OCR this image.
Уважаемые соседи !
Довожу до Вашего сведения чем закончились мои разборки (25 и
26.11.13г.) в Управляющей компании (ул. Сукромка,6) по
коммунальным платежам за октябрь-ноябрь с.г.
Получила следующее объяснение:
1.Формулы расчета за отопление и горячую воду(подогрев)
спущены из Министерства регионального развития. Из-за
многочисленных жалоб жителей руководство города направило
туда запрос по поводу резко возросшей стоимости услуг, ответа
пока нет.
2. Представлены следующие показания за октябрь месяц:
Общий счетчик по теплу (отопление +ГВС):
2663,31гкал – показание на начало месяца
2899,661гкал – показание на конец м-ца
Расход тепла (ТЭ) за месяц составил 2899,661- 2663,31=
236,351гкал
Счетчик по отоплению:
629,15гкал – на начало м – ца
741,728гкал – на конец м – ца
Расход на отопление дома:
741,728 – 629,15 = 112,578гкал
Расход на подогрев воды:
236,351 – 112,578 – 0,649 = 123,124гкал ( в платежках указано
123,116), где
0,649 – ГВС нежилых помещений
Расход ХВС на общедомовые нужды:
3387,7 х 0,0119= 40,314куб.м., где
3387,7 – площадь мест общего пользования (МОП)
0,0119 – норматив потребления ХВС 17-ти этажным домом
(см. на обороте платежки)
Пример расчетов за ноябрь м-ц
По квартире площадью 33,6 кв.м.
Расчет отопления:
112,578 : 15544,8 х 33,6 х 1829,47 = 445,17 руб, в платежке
- - - -
**Stated exercise**
Lines that hold the word "октябрь" are the ones to return, every one of them.

**Task solution**
коммунальным платежам за октябрь-ноябрь с.г.
2. Представлены следующие показания за октябрь месяц:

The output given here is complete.